§ Exercise task: Images are not part of the copy; write out the rest of the data exactly as given.

Data entries
---
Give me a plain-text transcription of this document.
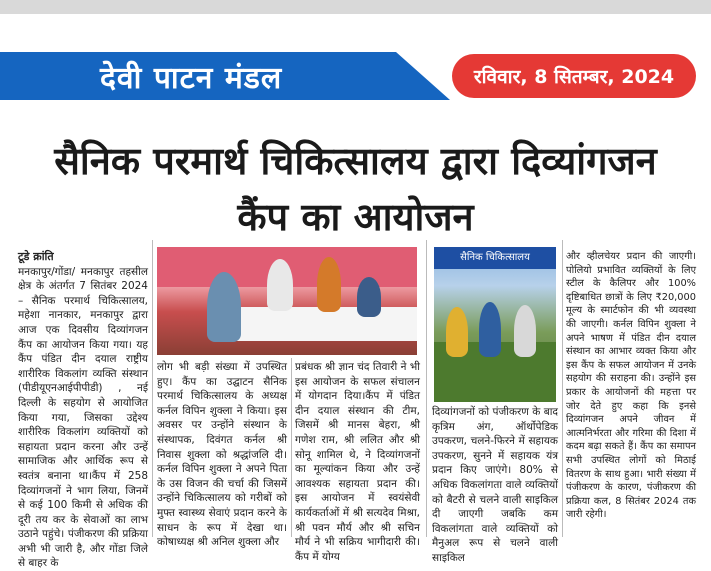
देवी पाटन मंडल	रविवार, 8 सितम्बर, 2024
सैनिक परमार्थ चिकित्सालय द्वारा दिव्यांगजन
कैंप का आयोजन
टूडे क्रांति
मनकापुर/गोंडा/ मनकापुर तहसील क्षेत्र के अंतर्गत 7 सितंबर 2024 – सैनिक परमार्थ चिकित्सालय, महेशा नानकार, मनकापुर द्वारा आज एक दिवसीय दिव्यांगजन कैंप का आयोजन किया गया। यह कैंप पंडित दीन दयाल राष्ट्रीय शारीरिक विकलांग व्यक्ति संस्थान (पीडीयूएनआईपीपीडी) , नई दिल्ली के सहयोग से आयोजित किया गया, जिसका उद्देश्य शारीरिक विकलांग व्यक्तियों को सहायता प्रदान करना और उन्हें सामाजिक और आर्थिक रूप से स्वतंत्र बनाना था।कैंप में 258 दिव्यांगजनों ने भाग लिया, जिनमें से कई 100 किमी से अधिक की दूरी तय कर के सेवाओं का लाभ उठाने पहुंचे। पंजीकरण की प्रक्रिया अभी भी जारी है, और गोंडा जिले से बाहर के
लोग भी बड़ी संख्या में उपस्थित हुए। कैंप का उद्घाटन सैनिक परमार्थ चिकित्सालय के अध्यक्ष कर्नल विपिन शुक्ला ने किया। इस अवसर पर उन्होंने संस्थान के संस्थापक, दिवंगत कर्नल श्री निवास शुक्ला को श्रद्धांजलि दी। कर्नल विपिन शुक्ला ने अपने पिता के उस विजन की चर्चा की जिसमें उन्होंने चिकित्सालय को गरीबों को मुफ्त स्वास्थ्य सेवाएं प्रदान करने के साधन के रूप में देखा था। कोषाध्यक्ष श्री अनिल शुक्ला और
प्रबंधक श्री ज्ञान चंद तिवारी ने भी इस आयोजन के सफल संचालन में योगदान दिया।कैंप में पंडित दीन दयाल संस्थान की टीम, जिसमें श्री मानस बेहरा, श्री गणेश राम, श्री ललित और श्री सोनू शामिल थे, ने दिव्यांगजनों का मूल्यांकन किया और उन्हें आवश्यक सहायता प्रदान की। इस आयोजन में स्वयंसेवी कार्यकर्ताओं में श्री सत्यदेव मिश्रा, श्री पवन मौर्य और श्री सचिन मौर्य ने भी सक्रिय भागीदारी की। कैंप में योग्य
सैनिक चिकित्सालय
दिव्यांगजनों को पंजीकरण के बाद कृत्रिम अंग, ऑर्थोपेडिक उपकरण, चलने-फिरने में सहायक उपकरण, सुनने में सहायक यंत्र प्रदान किए जाएंगे। 80% से अधिक विकलांगता वाले व्यक्तियों को बैटरी से चलने वाली साइकिल दी जाएगी जबकि कम विकलांगता वाले व्यक्तियों को मैनुअल रूप से चलने वाली साइकिल
और व्हीलचेयर प्रदान की जाएगी। पोलियो प्रभावित व्यक्तियों के लिए स्टील के कैलिपर और 100% दृष्टिबाधित छात्रों के लिए ₹20,000 मूल्य के स्मार्टफोन की भी व्यवस्था की जाएगी। कर्नल विपिन शुक्ला ने अपने भाषण में पंडित दीन दयाल संस्थान का आभार व्यक्त किया और इस कैंप के सफल आयोजन में उनके सहयोग की सराहना की। उन्होंने इस प्रकार के आयोजनों की महत्ता पर जोर देते हुए कहा कि इनसे दिव्यांगजन अपने जीवन में आत्मनिर्भरता और गरिमा की दिशा में कदम बढ़ा सकते हैं। कैंप का समापन सभी उपस्थित लोगों को मिठाई वितरण के साथ हुआ। भारी संख्या में पंजीकरण के कारण, पंजीकरण की प्रक्रिया कल, 8 सितंबर 2024 तक जारी रहेगी।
---
§ Solution below:
Give me a plain-text transcription of this document.
देवी पाटन मंडल	रविवार, 8 सितम्बर, 2024
सैनिक परमार्थ चिकित्सालय द्वारा दिव्यांगजन
कैंप का आयोजन
टूडे क्रांति
मनकापुर/गोंडा/ मनकापुर तहसील क्षेत्र के अंतर्गत 7 सितंबर 2024 – सैनिक परमार्थ चिकित्सालय, महेशा नानकार, मनकापुर द्वारा आज एक दिवसीय दिव्यांगजन कैंप का आयोजन किया गया। यह कैंप पंडित दीन दयाल राष्ट्रीय शारीरिक विकलांग व्यक्ति संस्थान (पीडीयूएनआईपीपीडी) , नई दिल्ली के सहयोग से आयोजित किया गया, जिसका उद्देश्य शारीरिक विकलांग व्यक्तियों को सहायता प्रदान करना और उन्हें सामाजिक और आर्थिक रूप से स्वतंत्र बनाना था।कैंप में 258 दिव्यांगजनों ने भाग लिया, जिनमें से कई 100 किमी से अधिक की दूरी तय कर के सेवाओं का लाभ उठाने पहुंचे। पंजीकरण की प्रक्रिया अभी भी जारी है, और गोंडा जिले से बाहर के
लोग भी बड़ी संख्या में उपस्थित हुए। कैंप का उद्घाटन सैनिक परमार्थ चिकित्सालय के अध्यक्ष कर्नल विपिन शुक्ला ने किया। इस अवसर पर उन्होंने संस्थान के संस्थापक, दिवंगत कर्नल श्री निवास शुक्ला को श्रद्धांजलि दी। कर्नल विपिन शुक्ला ने अपने पिता के उस विजन की चर्चा की जिसमें उन्होंने चिकित्सालय को गरीबों को मुफ्त स्वास्थ्य सेवाएं प्रदान करने के साधन के रूप में देखा था। कोषाध्यक्ष श्री अनिल शुक्ला और
प्रबंधक श्री ज्ञान चंद तिवारी ने भी इस आयोजन के सफल संचालन में योगदान दिया।कैंप में पंडित दीन दयाल संस्थान की टीम, जिसमें श्री मानस बेहरा, श्री गणेश राम, श्री ललित और श्री सोनू शामिल थे, ने दिव्यांगजनों का मूल्यांकन किया और उन्हें आवश्यक सहायता प्रदान की। इस आयोजन में स्वयंसेवी कार्यकर्ताओं में श्री सत्यदेव मिश्रा, श्री पवन मौर्य और श्री सचिन मौर्य ने भी सक्रिय भागीदारी की। कैंप में योग्य
सैनिक चिकित्सालय
दिव्यांगजनों को पंजीकरण के बाद कृत्रिम अंग, ऑर्थोपेडिक उपकरण, चलने-फिरने में सहायक उपकरण, सुनने में सहायक यंत्र प्रदान किए जाएंगे। 80% से अधिक विकलांगता वाले व्यक्तियों को बैटरी से चलने वाली साइकिल दी जाएगी जबकि कम विकलांगता वाले व्यक्तियों को मैनुअल रूप से चलने वाली साइकिल
और व्हीलचेयर प्रदान की जाएगी। पोलियो प्रभावित व्यक्तियों के लिए स्टील के कैलिपर और 100% दृष्टिबाधित छात्रों के लिए ₹20,000 मूल्य के स्मार्टफोन की भी व्यवस्था की जाएगी। कर्नल विपिन शुक्ला ने अपने भाषण में पंडित दीन दयाल संस्थान का आभार व्यक्त किया और इस कैंप के सफल आयोजन में उनके सहयोग की सराहना की। उन्होंने इस प्रकार के आयोजनों की महत्ता पर जोर देते हुए कहा कि इनसे दिव्यांगजन अपने जीवन में आत्मनिर्भरता और गरिमा की दिशा में कदम बढ़ा सकते हैं। कैंप का समापन सभी उपस्थित लोगों को मिठाई वितरण के साथ हुआ। भारी संख्या में पंजीकरण के कारण, पंजीकरण की प्रक्रिया कल, 8 सितंबर 2024 तक जारी रहेगी।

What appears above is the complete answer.